Given exercise = Write the records below out in full, character for character, with no pictures.

Records provided =
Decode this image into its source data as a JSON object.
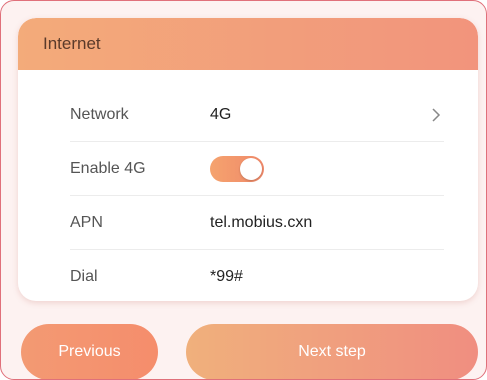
{
  "card": {
    "title": "Internet"
  },
  "rows": [
    {
      "label": "Network",
      "value": "4G"
    },
    {
      "label": "Enable 4G",
      "toggle_on": true
    },
    {
      "label": "APN",
      "value": "tel.mobius.cxn"
    },
    {
      "label": "Dial",
      "value": "*99#"
    }
  ],
  "icons": {
    "network_chevron": "chevron-right-icon"
  },
  "buttons": {
    "previous": "Previous",
    "next": "Next step"
  },
  "colors": {
    "accent_start": "#f3ab7a",
    "accent_end": "#f2947c",
    "frame_border": "#e0707a"
  }
}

Full response =
Decode this image into its source data as a JSON object.
{
  "card": {
    "title": "Internet"
  },
  "rows": [
    {
      "label": "Network",
      "value": "4G"
    },
    {
      "label": "Enable 4G",
      "toggle_on": true
    },
    {
      "label": "APN",
      "value": "tel.mobius.cxn"
    },
    {
      "label": "Dial",
      "value": "*99#"
    }
  ],
  "icons": {
    "network_chevron": "chevron-right-icon"
  },
  "buttons": {
    "previous": "Previous",
    "next": "Next step"
  },
  "colors": {
    "accent_start": "#f3ab7a",
    "accent_end": "#f2947c",
    "frame_border": "#e0707a"
  }
}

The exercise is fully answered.